• [Directive] Every record must be transcribed in its entirety, apart from the images, which are to be omitted.

Excerpts from a figure dataset:
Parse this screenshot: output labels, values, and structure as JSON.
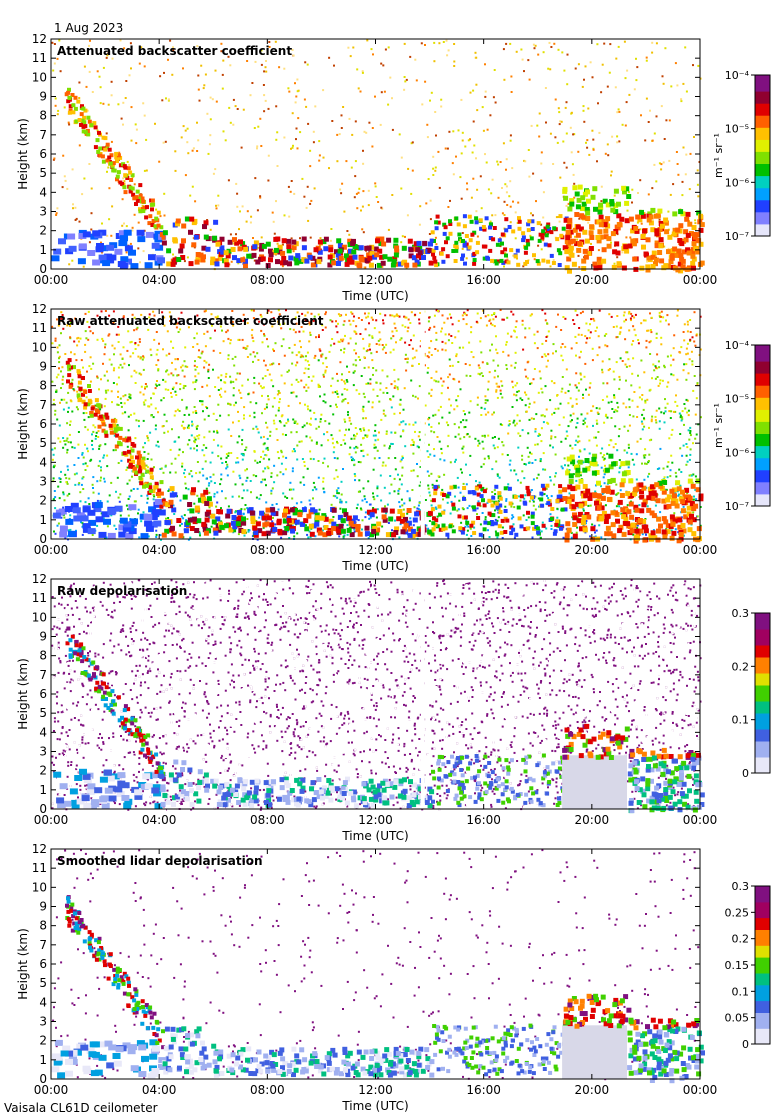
{
  "header": {
    "date": "1 Aug 2023"
  },
  "footer": {
    "instrument": "Vaisala CL61D ceilometer"
  },
  "chart_data": [
    {
      "type": "heatmap",
      "title": "Attenuated backscatter coefficient",
      "xlabel": "Time (UTC)",
      "ylabel": "Height (km)",
      "x_ticks": [
        "00:00",
        "04:00",
        "08:00",
        "12:00",
        "16:00",
        "20:00",
        "00:00"
      ],
      "y_ticks": [
        "0",
        "1",
        "2",
        "3",
        "4",
        "5",
        "6",
        "7",
        "8",
        "9",
        "10",
        "11",
        "12"
      ],
      "ylim": [
        0,
        12
      ],
      "xlim_hours": [
        0,
        24
      ],
      "colorbar": {
        "scale": "log",
        "ticks": [
          "10⁻⁷",
          "10⁻⁶",
          "10⁻⁵",
          "10⁻⁴"
        ],
        "label": "m⁻¹ sr⁻¹"
      }
    },
    {
      "type": "heatmap",
      "title": "Raw attenuated backscatter coefficient",
      "xlabel": "Time (UTC)",
      "ylabel": "Height (km)",
      "x_ticks": [
        "00:00",
        "04:00",
        "08:00",
        "12:00",
        "16:00",
        "20:00",
        "00:00"
      ],
      "y_ticks": [
        "0",
        "1",
        "2",
        "3",
        "4",
        "5",
        "6",
        "7",
        "8",
        "9",
        "10",
        "11",
        "12"
      ],
      "ylim": [
        0,
        12
      ],
      "xlim_hours": [
        0,
        24
      ],
      "colorbar": {
        "scale": "log",
        "ticks": [
          "10⁻⁷",
          "10⁻⁶",
          "10⁻⁵",
          "10⁻⁴"
        ],
        "label": "m⁻¹ sr⁻¹"
      }
    },
    {
      "type": "heatmap",
      "title": "Raw depolarisation",
      "xlabel": "Time (UTC)",
      "ylabel": "Height (km)",
      "x_ticks": [
        "00:00",
        "04:00",
        "08:00",
        "12:00",
        "16:00",
        "20:00",
        "00:00"
      ],
      "y_ticks": [
        "0",
        "1",
        "2",
        "3",
        "4",
        "5",
        "6",
        "7",
        "8",
        "9",
        "10",
        "11",
        "12"
      ],
      "ylim": [
        0,
        12
      ],
      "xlim_hours": [
        0,
        24
      ],
      "colorbar": {
        "scale": "linear",
        "ticks": [
          "0",
          "0.1",
          "0.2",
          "0.3"
        ],
        "label": ""
      }
    },
    {
      "type": "heatmap",
      "title": "Smoothed lidar depolarisation",
      "xlabel": "Time (UTC)",
      "ylabel": "Height (km)",
      "x_ticks": [
        "00:00",
        "04:00",
        "08:00",
        "12:00",
        "16:00",
        "20:00",
        "00:00"
      ],
      "y_ticks": [
        "0",
        "1",
        "2",
        "3",
        "4",
        "5",
        "6",
        "7",
        "8",
        "9",
        "10",
        "11",
        "12"
      ],
      "ylim": [
        0,
        12
      ],
      "xlim_hours": [
        0,
        24
      ],
      "colorbar": {
        "scale": "linear",
        "ticks": [
          "0",
          "0.05",
          "0.1",
          "0.15",
          "0.2",
          "0.25",
          "0.3"
        ],
        "label": ""
      }
    }
  ]
}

• [Exercise response]
Parse this screenshot: output labels, values, and structure as JSON.
{
  "header": {
    "date": "1 Aug 2023"
  },
  "footer": {
    "instrument": "Vaisala CL61D ceilometer"
  },
  "chart_data": [
    {
      "type": "heatmap",
      "title": "Attenuated backscatter coefficient",
      "xlabel": "Time (UTC)",
      "ylabel": "Height (km)",
      "x_ticks": [
        "00:00",
        "04:00",
        "08:00",
        "12:00",
        "16:00",
        "20:00",
        "00:00"
      ],
      "y_ticks": [
        "0",
        "1",
        "2",
        "3",
        "4",
        "5",
        "6",
        "7",
        "8",
        "9",
        "10",
        "11",
        "12"
      ],
      "ylim": [
        0,
        12
      ],
      "xlim_hours": [
        0,
        24
      ],
      "colorbar": {
        "scale": "log",
        "ticks": [
          "10⁻⁷",
          "10⁻⁶",
          "10⁻⁵",
          "10⁻⁴"
        ],
        "label": "m⁻¹ sr⁻¹"
      }
    },
    {
      "type": "heatmap",
      "title": "Raw attenuated backscatter coefficient",
      "xlabel": "Time (UTC)",
      "ylabel": "Height (km)",
      "x_ticks": [
        "00:00",
        "04:00",
        "08:00",
        "12:00",
        "16:00",
        "20:00",
        "00:00"
      ],
      "y_ticks": [
        "0",
        "1",
        "2",
        "3",
        "4",
        "5",
        "6",
        "7",
        "8",
        "9",
        "10",
        "11",
        "12"
      ],
      "ylim": [
        0,
        12
      ],
      "xlim_hours": [
        0,
        24
      ],
      "colorbar": {
        "scale": "log",
        "ticks": [
          "10⁻⁷",
          "10⁻⁶",
          "10⁻⁵",
          "10⁻⁴"
        ],
        "label": "m⁻¹ sr⁻¹"
      }
    },
    {
      "type": "heatmap",
      "title": "Raw depolarisation",
      "xlabel": "Time (UTC)",
      "ylabel": "Height (km)",
      "x_ticks": [
        "00:00",
        "04:00",
        "08:00",
        "12:00",
        "16:00",
        "20:00",
        "00:00"
      ],
      "y_ticks": [
        "0",
        "1",
        "2",
        "3",
        "4",
        "5",
        "6",
        "7",
        "8",
        "9",
        "10",
        "11",
        "12"
      ],
      "ylim": [
        0,
        12
      ],
      "xlim_hours": [
        0,
        24
      ],
      "colorbar": {
        "scale": "linear",
        "ticks": [
          "0",
          "0.1",
          "0.2",
          "0.3"
        ],
        "label": ""
      }
    },
    {
      "type": "heatmap",
      "title": "Smoothed lidar depolarisation",
      "xlabel": "Time (UTC)",
      "ylabel": "Height (km)",
      "x_ticks": [
        "00:00",
        "04:00",
        "08:00",
        "12:00",
        "16:00",
        "20:00",
        "00:00"
      ],
      "y_ticks": [
        "0",
        "1",
        "2",
        "3",
        "4",
        "5",
        "6",
        "7",
        "8",
        "9",
        "10",
        "11",
        "12"
      ],
      "ylim": [
        0,
        12
      ],
      "xlim_hours": [
        0,
        24
      ],
      "colorbar": {
        "scale": "linear",
        "ticks": [
          "0",
          "0.05",
          "0.1",
          "0.15",
          "0.2",
          "0.25",
          "0.3"
        ],
        "label": ""
      }
    }
  ]
}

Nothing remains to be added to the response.